Your instructions => Repeat the lines that follow, leaving nothing out.

Material provided =>
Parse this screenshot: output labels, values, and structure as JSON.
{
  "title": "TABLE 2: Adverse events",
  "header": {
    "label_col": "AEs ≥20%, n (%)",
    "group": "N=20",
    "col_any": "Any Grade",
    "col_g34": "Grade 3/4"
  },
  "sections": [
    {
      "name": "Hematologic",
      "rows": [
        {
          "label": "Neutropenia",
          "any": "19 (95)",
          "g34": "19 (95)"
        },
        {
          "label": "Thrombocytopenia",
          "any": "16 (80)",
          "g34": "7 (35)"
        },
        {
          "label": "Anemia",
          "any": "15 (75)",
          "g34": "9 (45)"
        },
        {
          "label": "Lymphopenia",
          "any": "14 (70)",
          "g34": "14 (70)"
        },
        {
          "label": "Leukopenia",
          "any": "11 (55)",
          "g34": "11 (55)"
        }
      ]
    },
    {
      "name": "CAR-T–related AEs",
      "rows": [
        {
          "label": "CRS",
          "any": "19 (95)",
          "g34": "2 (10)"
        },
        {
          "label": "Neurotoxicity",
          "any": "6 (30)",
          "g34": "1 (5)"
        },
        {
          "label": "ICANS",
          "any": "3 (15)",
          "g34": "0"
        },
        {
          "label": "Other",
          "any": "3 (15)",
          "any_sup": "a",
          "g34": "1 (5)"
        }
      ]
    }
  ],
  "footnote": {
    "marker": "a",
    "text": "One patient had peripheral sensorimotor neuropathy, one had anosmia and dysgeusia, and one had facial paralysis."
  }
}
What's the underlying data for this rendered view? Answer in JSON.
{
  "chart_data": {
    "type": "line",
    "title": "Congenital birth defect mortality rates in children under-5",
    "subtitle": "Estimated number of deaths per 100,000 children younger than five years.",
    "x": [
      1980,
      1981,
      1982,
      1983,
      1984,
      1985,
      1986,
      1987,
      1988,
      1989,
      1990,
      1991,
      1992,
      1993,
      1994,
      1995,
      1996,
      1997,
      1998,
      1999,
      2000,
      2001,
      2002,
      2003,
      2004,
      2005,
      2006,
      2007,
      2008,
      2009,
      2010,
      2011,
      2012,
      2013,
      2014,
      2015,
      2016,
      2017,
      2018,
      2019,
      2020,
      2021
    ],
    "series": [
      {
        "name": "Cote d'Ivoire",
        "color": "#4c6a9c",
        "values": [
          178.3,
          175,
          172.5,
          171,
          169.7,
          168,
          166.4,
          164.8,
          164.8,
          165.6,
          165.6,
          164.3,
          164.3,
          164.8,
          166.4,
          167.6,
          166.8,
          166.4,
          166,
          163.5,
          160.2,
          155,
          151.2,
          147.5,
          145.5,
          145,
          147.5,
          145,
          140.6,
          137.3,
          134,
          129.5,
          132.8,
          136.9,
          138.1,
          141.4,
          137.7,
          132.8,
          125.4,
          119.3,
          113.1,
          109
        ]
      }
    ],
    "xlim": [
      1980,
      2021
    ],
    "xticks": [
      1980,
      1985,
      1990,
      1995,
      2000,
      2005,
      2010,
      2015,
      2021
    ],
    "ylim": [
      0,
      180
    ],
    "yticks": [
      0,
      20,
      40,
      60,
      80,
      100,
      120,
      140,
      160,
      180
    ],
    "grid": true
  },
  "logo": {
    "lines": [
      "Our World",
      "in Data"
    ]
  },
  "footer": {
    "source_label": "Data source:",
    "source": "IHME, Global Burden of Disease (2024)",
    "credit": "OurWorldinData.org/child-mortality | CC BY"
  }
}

Completed exercise =>
Parse this screenshot: output labels, values, and structure as JSON.
{
  "title": "TABLE 2: Adverse events",
  "header": {
    "label_col": "AEs ≥20%, n (%)",
    "group": "N=20",
    "col_any": "Any Grade",
    "col_g34": "Grade 3/4"
  },
  "sections": [
    {
      "name": "Hematologic",
      "rows": [
        {
          "label": "Neutropenia",
          "any": "19 (95)",
          "g34": "19 (95)"
        },
        {
          "label": "Thrombocytopenia",
          "any": "16 (80)",
          "g34": "7 (35)"
        },
        {
          "label": "Anemia",
          "any": "15 (75)",
          "g34": "9 (45)"
        },
        {
          "label": "Lymphopenia",
          "any": "14 (70)",
          "g34": "14 (70)"
        },
        {
          "label": "Leukopenia",
          "any": "11 (55)",
          "g34": "11 (55)"
        }
      ]
    },
    {
      "name": "CAR-T–related AEs",
      "rows": [
        {
          "label": "CRS",
          "any": "19 (95)",
          "g34": "2 (10)"
        },
        {
          "label": "Neurotoxicity",
          "any": "6 (30)",
          "g34": "1 (5)"
        },
        {
          "label": "ICANS",
          "any": "3 (15)",
          "g34": "0"
        },
        {
          "label": "Other",
          "any": "3 (15)",
          "any_sup": "a",
          "g34": "1 (5)"
        }
      ]
    }
  ],
  "footnote": {
    "marker": "a",
    "text": "One patient had peripheral sensorimotor neuropathy, one had anosmia and dysgeusia, and one had facial paralysis."
  }
}
What's the underlying data for this rendered view? Answer in JSON.
{
  "chart_data": {
    "type": "line",
    "title": "Congenital birth defect mortality rates in children under-5",
    "subtitle": "Estimated number of deaths per 100,000 children younger than five years.",
    "x": [
      1980,
      1981,
      1982,
      1983,
      1984,
      1985,
      1986,
      1987,
      1988,
      1989,
      1990,
      1991,
      1992,
      1993,
      1994,
      1995,
      1996,
      1997,
      1998,
      1999,
      2000,
      2001,
      2002,
      2003,
      2004,
      2005,
      2006,
      2007,
      2008,
      2009,
      2010,
      2011,
      2012,
      2013,
      2014,
      2015,
      2016,
      2017,
      2018,
      2019,
      2020,
      2021
    ],
    "series": [
      {
        "name": "Cote d'Ivoire",
        "color": "#4c6a9c",
        "values": [
          178.3,
          175,
          172.5,
          171,
          169.7,
          168,
          166.4,
          164.8,
          164.8,
          165.6,
          165.6,
          164.3,
          164.3,
          164.8,
          166.4,
          167.6,
          166.8,
          166.4,
          166,
          163.5,
          160.2,
          155,
          151.2,
          147.5,
          145.5,
          145,
          147.5,
          145,
          140.6,
          137.3,
          134,
          129.5,
          132.8,
          136.9,
          138.1,
          141.4,
          137.7,
          132.8,
          125.4,
          119.3,
          113.1,
          109
        ]
      }
    ],
    "xlim": [
      1980,
      2021
    ],
    "xticks": [
      1980,
      1985,
      1990,
      1995,
      2000,
      2005,
      2010,
      2015,
      2021
    ],
    "ylim": [
      0,
      180
    ],
    "yticks": [
      0,
      20,
      40,
      60,
      80,
      100,
      120,
      140,
      160,
      180
    ],
    "grid": true
  },
  "logo": {
    "lines": [
      "Our World",
      "in Data"
    ]
  },
  "footer": {
    "source_label": "Data source:",
    "source": "IHME, Global Burden of Disease (2024)",
    "credit": "OurWorldinData.org/child-mortality | CC BY"
  }
}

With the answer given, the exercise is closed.